Copy exactly the run of lines that begins at the line with "Read all visible content and emit it as JSON." and ends at the final line of the entries.

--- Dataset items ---
-.-.-

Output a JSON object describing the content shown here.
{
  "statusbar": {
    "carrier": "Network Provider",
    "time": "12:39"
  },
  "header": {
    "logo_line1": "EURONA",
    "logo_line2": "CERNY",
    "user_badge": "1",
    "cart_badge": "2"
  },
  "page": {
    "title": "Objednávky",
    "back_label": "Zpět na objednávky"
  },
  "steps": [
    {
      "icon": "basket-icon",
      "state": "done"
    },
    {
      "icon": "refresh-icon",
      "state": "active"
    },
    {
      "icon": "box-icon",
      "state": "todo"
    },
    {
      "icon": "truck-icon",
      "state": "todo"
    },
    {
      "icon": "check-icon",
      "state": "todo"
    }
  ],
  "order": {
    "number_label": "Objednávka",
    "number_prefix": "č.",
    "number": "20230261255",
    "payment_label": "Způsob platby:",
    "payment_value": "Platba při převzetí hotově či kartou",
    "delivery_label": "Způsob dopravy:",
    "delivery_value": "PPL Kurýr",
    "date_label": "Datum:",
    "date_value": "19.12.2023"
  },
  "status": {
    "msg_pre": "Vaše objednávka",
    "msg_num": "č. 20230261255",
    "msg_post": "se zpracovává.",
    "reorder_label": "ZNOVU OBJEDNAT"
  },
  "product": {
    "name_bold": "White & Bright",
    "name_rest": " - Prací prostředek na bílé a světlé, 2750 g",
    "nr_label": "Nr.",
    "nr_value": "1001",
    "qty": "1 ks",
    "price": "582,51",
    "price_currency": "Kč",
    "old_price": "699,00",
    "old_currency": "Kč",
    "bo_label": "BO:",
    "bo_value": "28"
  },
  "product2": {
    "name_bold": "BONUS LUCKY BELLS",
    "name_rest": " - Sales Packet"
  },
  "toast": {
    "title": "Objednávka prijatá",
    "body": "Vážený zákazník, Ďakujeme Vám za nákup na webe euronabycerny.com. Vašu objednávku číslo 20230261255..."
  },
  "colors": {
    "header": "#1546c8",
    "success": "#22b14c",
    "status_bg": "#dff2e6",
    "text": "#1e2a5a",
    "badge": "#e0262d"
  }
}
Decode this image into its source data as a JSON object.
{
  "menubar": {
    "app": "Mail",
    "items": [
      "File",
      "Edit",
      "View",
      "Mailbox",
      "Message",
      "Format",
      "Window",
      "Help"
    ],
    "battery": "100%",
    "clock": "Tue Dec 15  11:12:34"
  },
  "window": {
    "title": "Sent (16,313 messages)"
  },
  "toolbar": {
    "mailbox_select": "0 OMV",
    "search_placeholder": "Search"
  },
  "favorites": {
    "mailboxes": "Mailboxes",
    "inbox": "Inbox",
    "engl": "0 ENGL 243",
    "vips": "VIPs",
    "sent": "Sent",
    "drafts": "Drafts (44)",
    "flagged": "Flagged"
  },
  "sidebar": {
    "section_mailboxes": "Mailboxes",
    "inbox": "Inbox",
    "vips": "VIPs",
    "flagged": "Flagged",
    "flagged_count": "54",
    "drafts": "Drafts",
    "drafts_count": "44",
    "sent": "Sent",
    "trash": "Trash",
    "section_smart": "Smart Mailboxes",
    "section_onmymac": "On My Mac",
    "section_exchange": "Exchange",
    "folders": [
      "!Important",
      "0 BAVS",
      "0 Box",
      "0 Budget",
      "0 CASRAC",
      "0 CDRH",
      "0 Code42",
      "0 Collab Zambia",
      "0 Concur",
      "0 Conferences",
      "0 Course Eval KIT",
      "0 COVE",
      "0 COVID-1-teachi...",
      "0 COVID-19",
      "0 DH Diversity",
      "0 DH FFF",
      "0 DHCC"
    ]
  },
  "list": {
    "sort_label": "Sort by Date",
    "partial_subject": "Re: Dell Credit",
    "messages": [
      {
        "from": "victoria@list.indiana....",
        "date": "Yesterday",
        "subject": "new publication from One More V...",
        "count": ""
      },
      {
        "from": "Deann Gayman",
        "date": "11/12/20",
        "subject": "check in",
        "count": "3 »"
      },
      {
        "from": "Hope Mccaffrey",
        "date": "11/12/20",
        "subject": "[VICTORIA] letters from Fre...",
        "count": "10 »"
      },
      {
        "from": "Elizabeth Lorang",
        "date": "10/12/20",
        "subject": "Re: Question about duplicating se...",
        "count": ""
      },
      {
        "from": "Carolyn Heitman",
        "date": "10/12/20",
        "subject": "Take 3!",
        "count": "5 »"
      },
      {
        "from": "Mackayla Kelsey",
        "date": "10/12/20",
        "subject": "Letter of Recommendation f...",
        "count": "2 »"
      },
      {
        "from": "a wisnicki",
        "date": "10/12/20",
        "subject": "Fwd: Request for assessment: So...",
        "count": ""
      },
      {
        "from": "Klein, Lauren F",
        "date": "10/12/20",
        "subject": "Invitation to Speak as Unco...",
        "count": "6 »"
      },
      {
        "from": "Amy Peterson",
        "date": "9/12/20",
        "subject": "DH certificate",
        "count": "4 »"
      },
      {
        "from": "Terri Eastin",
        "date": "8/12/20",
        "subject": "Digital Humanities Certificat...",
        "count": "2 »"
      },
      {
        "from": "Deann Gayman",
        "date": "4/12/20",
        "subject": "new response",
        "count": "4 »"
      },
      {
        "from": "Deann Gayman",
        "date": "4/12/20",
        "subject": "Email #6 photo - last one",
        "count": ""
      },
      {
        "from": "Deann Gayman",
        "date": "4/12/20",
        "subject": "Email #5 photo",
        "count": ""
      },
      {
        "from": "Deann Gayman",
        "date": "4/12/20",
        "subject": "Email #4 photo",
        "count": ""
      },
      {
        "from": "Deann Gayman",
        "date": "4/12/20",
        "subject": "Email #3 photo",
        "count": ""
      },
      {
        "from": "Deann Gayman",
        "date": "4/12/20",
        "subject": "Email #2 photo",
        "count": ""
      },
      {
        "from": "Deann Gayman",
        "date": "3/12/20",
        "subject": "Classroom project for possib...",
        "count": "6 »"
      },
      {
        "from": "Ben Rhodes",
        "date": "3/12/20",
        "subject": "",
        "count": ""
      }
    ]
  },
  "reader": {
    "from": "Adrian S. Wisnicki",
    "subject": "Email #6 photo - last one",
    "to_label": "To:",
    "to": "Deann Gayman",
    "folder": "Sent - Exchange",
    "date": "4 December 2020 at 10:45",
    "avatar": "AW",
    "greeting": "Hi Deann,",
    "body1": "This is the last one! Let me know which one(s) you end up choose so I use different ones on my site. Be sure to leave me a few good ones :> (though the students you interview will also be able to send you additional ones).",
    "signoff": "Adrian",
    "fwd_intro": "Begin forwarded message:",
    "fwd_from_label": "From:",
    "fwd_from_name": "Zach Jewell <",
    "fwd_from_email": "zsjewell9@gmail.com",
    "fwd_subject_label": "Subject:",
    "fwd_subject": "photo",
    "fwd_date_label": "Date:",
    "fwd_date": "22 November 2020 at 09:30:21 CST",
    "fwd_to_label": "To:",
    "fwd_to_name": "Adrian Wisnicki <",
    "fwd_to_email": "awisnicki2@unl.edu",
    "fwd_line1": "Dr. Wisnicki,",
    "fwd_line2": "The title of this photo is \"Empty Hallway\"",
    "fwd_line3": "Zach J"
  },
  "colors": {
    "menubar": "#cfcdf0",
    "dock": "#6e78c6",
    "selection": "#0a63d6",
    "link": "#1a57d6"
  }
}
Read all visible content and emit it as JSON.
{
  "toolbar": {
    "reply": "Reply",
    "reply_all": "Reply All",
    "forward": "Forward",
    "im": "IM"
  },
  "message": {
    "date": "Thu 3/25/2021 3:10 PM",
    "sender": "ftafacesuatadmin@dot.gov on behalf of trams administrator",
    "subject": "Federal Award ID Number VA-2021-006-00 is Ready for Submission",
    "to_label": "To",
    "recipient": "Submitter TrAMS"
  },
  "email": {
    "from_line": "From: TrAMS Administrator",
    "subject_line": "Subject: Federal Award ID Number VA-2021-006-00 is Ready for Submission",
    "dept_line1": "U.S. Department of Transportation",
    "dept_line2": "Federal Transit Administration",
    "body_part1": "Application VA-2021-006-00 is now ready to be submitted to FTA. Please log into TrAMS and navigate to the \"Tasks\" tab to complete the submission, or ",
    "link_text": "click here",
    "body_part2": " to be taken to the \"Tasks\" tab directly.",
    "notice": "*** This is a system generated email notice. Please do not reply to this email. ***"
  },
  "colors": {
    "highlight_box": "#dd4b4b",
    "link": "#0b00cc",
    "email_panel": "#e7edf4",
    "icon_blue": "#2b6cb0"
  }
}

-.-.-

--- Answer to the task ---
Read all visible content and emit it as JSON.
{
  "toolbar": {
    "reply": "Reply",
    "reply_all": "Reply All",
    "forward": "Forward",
    "im": "IM"
  },
  "message": {
    "date": "Thu 3/25/2021 3:10 PM",
    "sender": "ftafacesuatadmin@dot.gov on behalf of trams administrator",
    "subject": "Federal Award ID Number VA-2021-006-00 is Ready for Submission",
    "to_label": "To",
    "recipient": "Submitter TrAMS"
  },
  "email": {
    "from_line": "From: TrAMS Administrator",
    "subject_line": "Subject: Federal Award ID Number VA-2021-006-00 is Ready for Submission",
    "dept_line1": "U.S. Department of Transportation",
    "dept_line2": "Federal Transit Administration",
    "body_part1": "Application VA-2021-006-00 is now ready to be submitted to FTA. Please log into TrAMS and navigate to the \"Tasks\" tab to complete the submission, or ",
    "link_text": "click here",
    "body_part2": " to be taken to the \"Tasks\" tab directly.",
    "notice": "*** This is a system generated email notice. Please do not reply to this email. ***"
  },
  "colors": {
    "highlight_box": "#dd4b4b",
    "link": "#0b00cc",
    "email_panel": "#e7edf4",
    "icon_blue": "#2b6cb0"
  }
}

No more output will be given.